[Chart and figure data]:
════════

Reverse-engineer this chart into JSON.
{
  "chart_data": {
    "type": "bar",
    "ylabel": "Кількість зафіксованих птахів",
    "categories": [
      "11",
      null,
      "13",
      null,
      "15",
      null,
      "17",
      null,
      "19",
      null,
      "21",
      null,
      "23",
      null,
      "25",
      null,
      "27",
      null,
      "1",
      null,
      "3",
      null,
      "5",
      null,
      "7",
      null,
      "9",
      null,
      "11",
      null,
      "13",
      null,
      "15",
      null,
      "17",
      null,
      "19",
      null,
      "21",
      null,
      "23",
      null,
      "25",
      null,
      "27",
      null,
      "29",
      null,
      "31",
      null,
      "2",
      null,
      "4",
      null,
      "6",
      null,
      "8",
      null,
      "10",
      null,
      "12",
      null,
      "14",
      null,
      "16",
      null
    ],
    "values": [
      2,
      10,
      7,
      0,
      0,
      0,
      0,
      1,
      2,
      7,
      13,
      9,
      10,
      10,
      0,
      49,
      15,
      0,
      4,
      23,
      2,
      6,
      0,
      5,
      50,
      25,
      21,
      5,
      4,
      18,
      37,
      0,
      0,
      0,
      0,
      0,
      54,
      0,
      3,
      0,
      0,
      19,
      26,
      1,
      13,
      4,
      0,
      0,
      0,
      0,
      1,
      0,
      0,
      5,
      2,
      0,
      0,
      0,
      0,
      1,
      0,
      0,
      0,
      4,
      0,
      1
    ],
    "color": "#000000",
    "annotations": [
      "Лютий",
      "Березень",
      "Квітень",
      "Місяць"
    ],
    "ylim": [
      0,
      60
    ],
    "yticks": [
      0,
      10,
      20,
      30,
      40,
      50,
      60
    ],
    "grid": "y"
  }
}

════════

[Set problem]:
Retype every record above exactly as written.

[Reply]:
Reverse-engineer this chart into JSON.
{
  "chart_data": {
    "type": "bar",
    "ylabel": "Кількість зафіксованих птахів",
    "categories": [
      "11",
      null,
      "13",
      null,
      "15",
      null,
      "17",
      null,
      "19",
      null,
      "21",
      null,
      "23",
      null,
      "25",
      null,
      "27",
      null,
      "1",
      null,
      "3",
      null,
      "5",
      null,
      "7",
      null,
      "9",
      null,
      "11",
      null,
      "13",
      null,
      "15",
      null,
      "17",
      null,
      "19",
      null,
      "21",
      null,
      "23",
      null,
      "25",
      null,
      "27",
      null,
      "29",
      null,
      "31",
      null,
      "2",
      null,
      "4",
      null,
      "6",
      null,
      "8",
      null,
      "10",
      null,
      "12",
      null,
      "14",
      null,
      "16",
      null
    ],
    "values": [
      2,
      10,
      7,
      0,
      0,
      0,
      0,
      1,
      2,
      7,
      13,
      9,
      10,
      10,
      0,
      49,
      15,
      0,
      4,
      23,
      2,
      6,
      0,
      5,
      50,
      25,
      21,
      5,
      4,
      18,
      37,
      0,
      0,
      0,
      0,
      0,
      54,
      0,
      3,
      0,
      0,
      19,
      26,
      1,
      13,
      4,
      0,
      0,
      0,
      0,
      1,
      0,
      0,
      5,
      2,
      0,
      0,
      0,
      0,
      1,
      0,
      0,
      0,
      4,
      0,
      1
    ],
    "color": "#000000",
    "annotations": [
      "Лютий",
      "Березень",
      "Квітень",
      "Місяць"
    ],
    "ylim": [
      0,
      60
    ],
    "yticks": [
      0,
      10,
      20,
      30,
      40,
      50,
      60
    ],
    "grid": "y"
  }
}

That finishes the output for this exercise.